--- START ---

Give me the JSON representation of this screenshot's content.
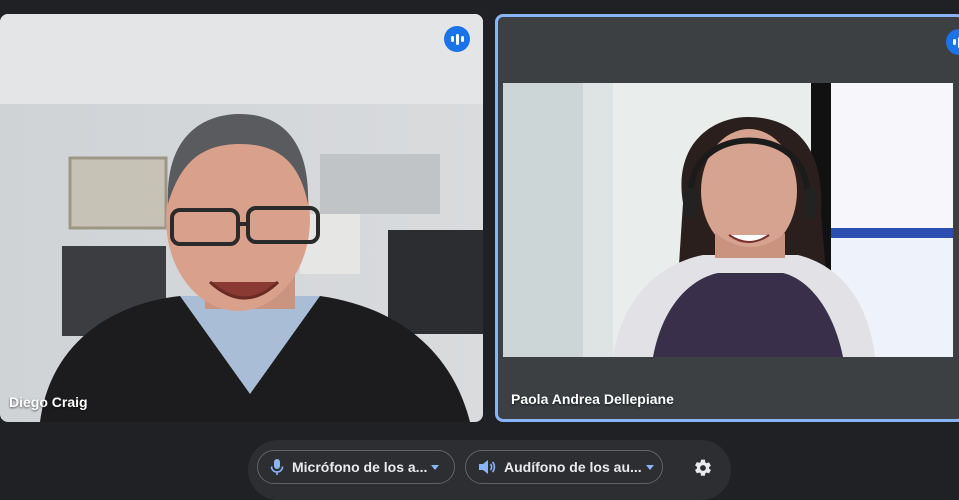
{
  "participants": [
    {
      "name": "Diego Craig",
      "speaking": true
    },
    {
      "name": "Paola Andrea Dellepiane",
      "speaking": true,
      "active_speaker": true
    }
  ],
  "controls": {
    "microphone_label": "Micrófono de los a...",
    "speaker_label": "Audífono de los au...",
    "icons": [
      "microphone-icon",
      "speaker-icon",
      "settings-icon"
    ]
  },
  "colors": {
    "background": "#202124",
    "tile": "#3c4043",
    "active_border": "#8ab4f8",
    "accent": "#1a73e8"
  }
}
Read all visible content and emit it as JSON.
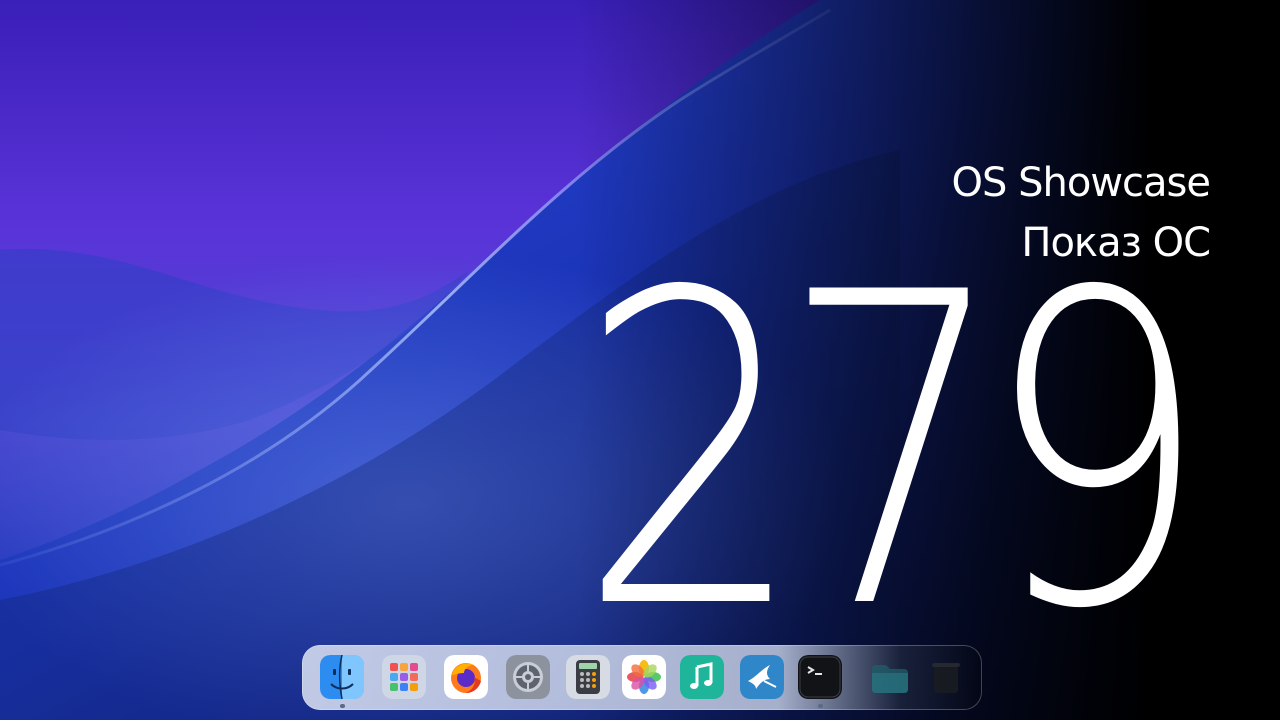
{
  "title_line_1": "OS Showcase",
  "title_line_2": "Показ ОС",
  "episode_number": "279",
  "colors": {
    "wallpaper_purple": "#5a2fd6",
    "wallpaper_blue": "#1f3cc8",
    "background_black": "#000000",
    "text": "#ffffff"
  },
  "dock": {
    "items": [
      {
        "name": "finder-icon",
        "running": true
      },
      {
        "name": "launchpad-icon",
        "running": false
      },
      {
        "name": "firefox-icon",
        "running": false
      },
      {
        "name": "system-settings-icon",
        "running": false
      },
      {
        "name": "calculator-icon",
        "running": false
      },
      {
        "name": "photos-icon",
        "running": false
      },
      {
        "name": "music-icon",
        "running": false
      },
      {
        "name": "swift-bird-icon",
        "running": false
      },
      {
        "name": "terminal-icon",
        "running": true
      },
      {
        "name": "folder-icon",
        "running": false
      },
      {
        "name": "trash-icon",
        "running": false
      }
    ]
  }
}
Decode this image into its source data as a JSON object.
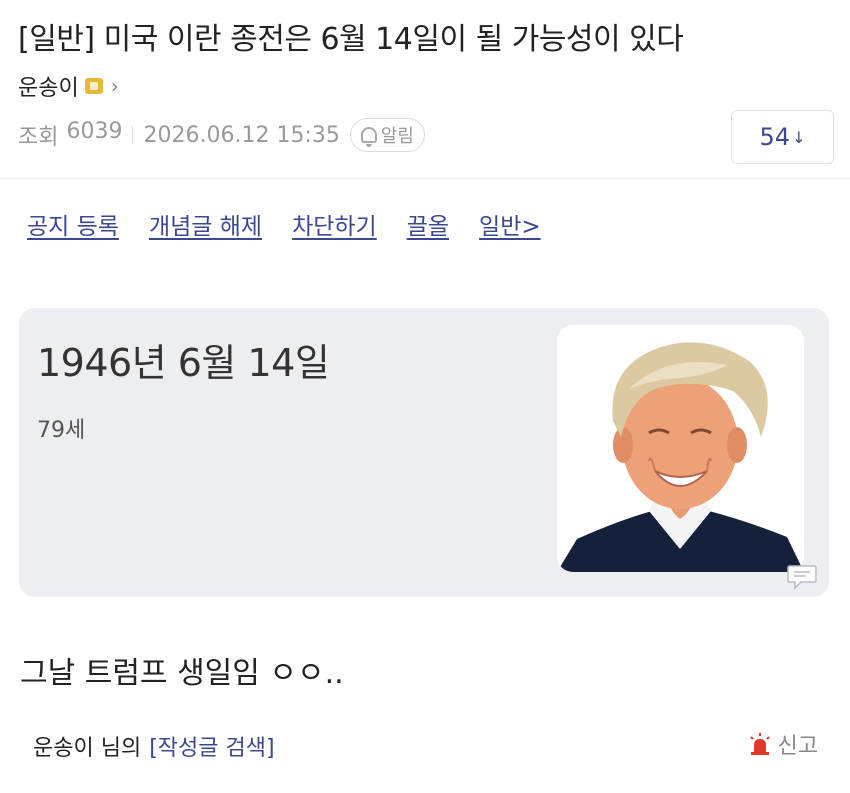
{
  "post": {
    "title": "[일반] 미국 이란 종전은 6월 14일이 될 가능성이 있다",
    "author": "운송이",
    "views_label": "조회",
    "views_count": "6039",
    "datetime": "2026.06.12 15:35",
    "alarm_label": "알림",
    "comment_count": "54",
    "comment_arrow": "↓",
    "body_text": "그날 트럼프 생일임 ㅇㅇ.."
  },
  "actions": [
    "공지 등록",
    "개념글 해제",
    "차단하기",
    "끌올",
    "일반>"
  ],
  "card": {
    "date": "1946년 6월 14일",
    "age": "79세"
  },
  "footer": {
    "author_suffix": "운송이 님의",
    "search_link": "[작성글 검색]",
    "report_label": "신고"
  },
  "colors": {
    "accent": "#3b4890",
    "meta": "#999999",
    "card_bg": "#edeef1",
    "report_red": "#e0392b"
  },
  "icons": {
    "badge": "gallery-badge-icon",
    "chevron": "chevron-right-icon",
    "alarm": "bell-icon",
    "speech": "speech-bubble-icon",
    "report": "siren-icon"
  }
}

--- END ---

EXERCISE TASK — Gather all lines with the string "this" from the data.

WRITTEN SOLUTION —
Give me the JSON representation of this screenshot's content.
Decode this image into its source data as a JSON object.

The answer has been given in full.